YOUR GOAL:
Pull each line holding "Renew" out of the entries below.

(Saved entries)
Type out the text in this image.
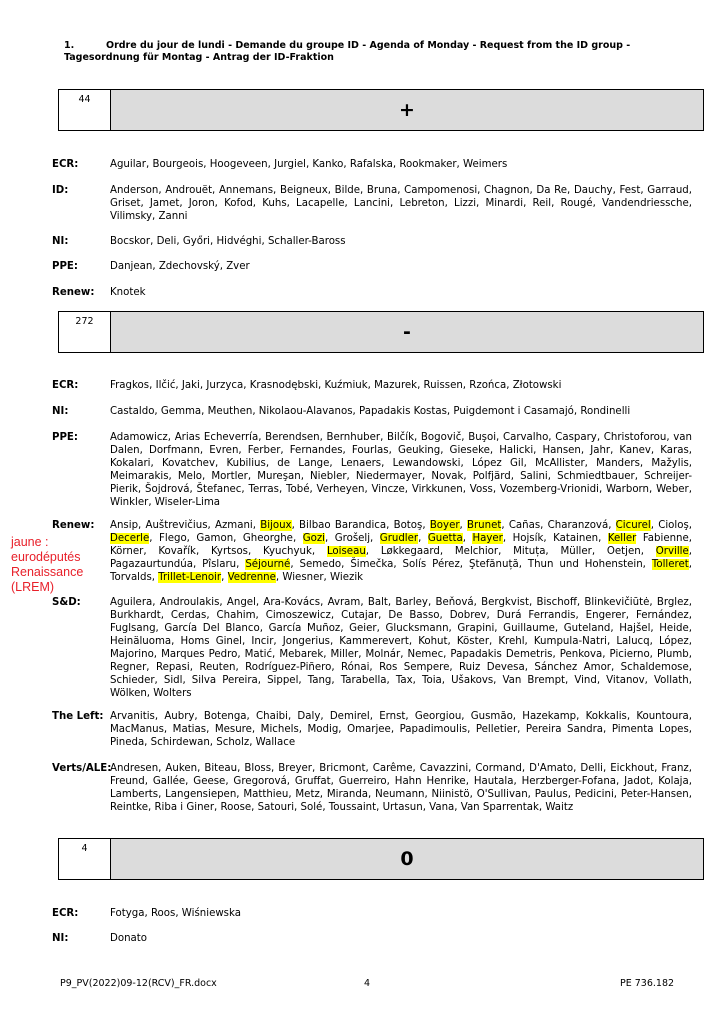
1.	Ordre du jour de lundi - Demande du groupe ID - Agenda of Monday - Request from the ID group - Tagesordnung für Montag - Antrag der ID-Fraktion
44	+
ECR:	Aguilar, Bourgeois, Hoogeveen, Jurgiel, Kanko, Rafalska, Rookmaker, Weimers
ID:	Anderson, Androuët, Annemans, Beigneux, Bilde, Bruna, Campomenosi, Chagnon, Da Re, Dauchy, Fest, Garraud, Griset, Jamet, Joron, Kofod, Kuhs, Lacapelle, Lancini, Lebreton, Lizzi, Minardi, Reil, Rougé, Vandendriessche, Vilimsky, Zanni
NI:	Bocskor, Deli, Győri, Hidvéghi, Schaller-Baross
PPE:	Danjean, Zdechovský, Zver
Renew:	Knotek
272	-
ECR:	Fragkos, Ilčić, Jaki, Jurzyca, Krasnodębski, Kuźmiuk, Mazurek, Ruissen, Rzońca, Złotowski
NI:	Castaldo, Gemma, Meuthen, Nikolaou-Alavanos, Papadakis Kostas, Puigdemont i Casamajó, Rondinelli
PPE:	Adamowicz, Arias Echeverría, Berendsen, Bernhuber, Bilčík, Bogovič, Buşoi, Carvalho, Caspary, Christoforou, van Dalen, Dorfmann, Evren, Ferber, Fernandes, Fourlas, Geuking, Gieseke, Halicki, Hansen, Jahr, Kanev, Karas, Kokalari, Kovatchev, Kubilius, de Lange, Lenaers, Lewandowski, López Gil, McAllister, Manders, Mažylis, Meimarakis, Melo, Mortler, Mureşan, Niebler, Niedermayer, Novak, Polfjärd, Salini, Schmiedtbauer, Schreijer-Pierik, Šojdrová, Štefanec, Terras, Tobé, Verheyen, Vincze, Virkkunen, Voss, Vozemberg-Vrionidi, Warborn, Weber, Winkler, Wiseler-Lima
Renew:	Ansip, Auštrevičius, Azmani, Bijoux, Bilbao Barandica, Botoş, Boyer, Brunet, Cañas, Charanzová, Cicurel, Cioloş, Decerle, Flego, Gamon, Gheorghe, Gozi, Grošelj, Grudler, Guetta, Hayer, Hojsík, Katainen, Keller Fabienne, Körner, Kovařík, Kyrtsos, Kyuchyuk, Loiseau, Løkkegaard, Melchior, Mituța, Müller, Oetjen, Orville, Pagazaurtundúa, Pîslaru, Séjourné, Semedo, Šimečka, Solís Pérez, Ştefănuță, Thun und Hohenstein, Tolleret, Torvalds, Trillet-Lenoir, Vedrenne, Wiesner, Wiezik
S&D:	Aguilera, Androulakis, Angel, Ara-Kovács, Avram, Balt, Barley, Beňová, Bergkvist, Bischoff, Blinkevičiūtė, Brglez, Burkhardt, Cerdas, Chahim, Cimoszewicz, Cutajar, De Basso, Dobrev, Durá Ferrandis, Engerer, Fernández, Fuglsang, García Del Blanco, García Muñoz, Geier, Glucksmann, Grapini, Guillaume, Guteland, Hajšel, Heide, Heinäluoma, Homs Ginel, Incir, Jongerius, Kammerevert, Kohut, Köster, Krehl, Kumpula-Natri, Lalucq, López, Majorino, Marques Pedro, Matić, Mebarek, Miller, Molnár, Nemec, Papadakis Demetris, Penkova, Picierno, Plumb, Regner, Repasi, Reuten, Rodríguez-Piñero, Rónai, Ros Sempere, Ruiz Devesa, Sánchez Amor, Schaldemose, Schieder, Sidl, Silva Pereira, Sippel, Tang, Tarabella, Tax, Toia, Ušakovs, Van Brempt, Vind, Vitanov, Vollath, Wölken, Wolters
The Left: Arvanitis, Aubry, Botenga, Chaibi, Daly, Demirel, Ernst, Georgiou, Gusmão, Hazekamp, Kokkalis, Kountoura, MacManus, Matias, Mesure, Michels, Modig, Omarjee, Papadimoulis, Pelletier, Pereira Sandra, Pimenta Lopes, Pineda, Schirdewan, Scholz, Wallace
Verts/ALE:
Andresen, Auken, Biteau, Bloss, Breyer, Bricmont, Carême, Cavazzini, Cormand, D'Amato, Delli, Eickhout, Franz, Freund, Gallée, Geese, Gregorová, Gruffat, Guerreiro, Hahn Henrike, Hautala, Herzberger-Fofana, Jadot, Kolaja, Lamberts, Langensiepen, Matthieu, Metz, Miranda, Neumann, Niinistö, O'Sullivan, Paulus, Pedicini, Peter-Hansen, Reintke, Riba i Giner, Roose, Satouri, Solé, Toussaint, Urtasun, Vana, Van Sparrentak, Waitz
4	0
ECR:	Fotyga, Roos, Wiśniewska
NI:	Donato
jaune :
eurodéputés
Renaissance
(LREM)
P9_PV(2022)09-12(RCV)_FR.docx	4	PE 736.182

EXERCISE ANSWER:
Renew:	Knotek
Renew:	Ansip, Auštrevičius, Azmani, Bijoux, Bilbao Barandica, Botoş, Boyer, Brunet, Cañas, Charanzová, Cicurel, Cioloş, Decerle, Flego, Gamon, Gheorghe, Gozi, Grošelj, Grudler, Guetta, Hayer, Hojsík, Katainen, Keller Fabienne, Körner, Kovařík, Kyrtsos, Kyuchyuk, Loiseau, Løkkegaard, Melchior, Mituța, Müller, Oetjen, Orville, Pagazaurtundúa, Pîslaru, Séjourné, Semedo, Šimečka, Solís Pérez, Ştefănuță, Thun und Hohenstein, Tolleret, Torvalds, Trillet-Lenoir, Vedrenne, Wiesner, Wiezik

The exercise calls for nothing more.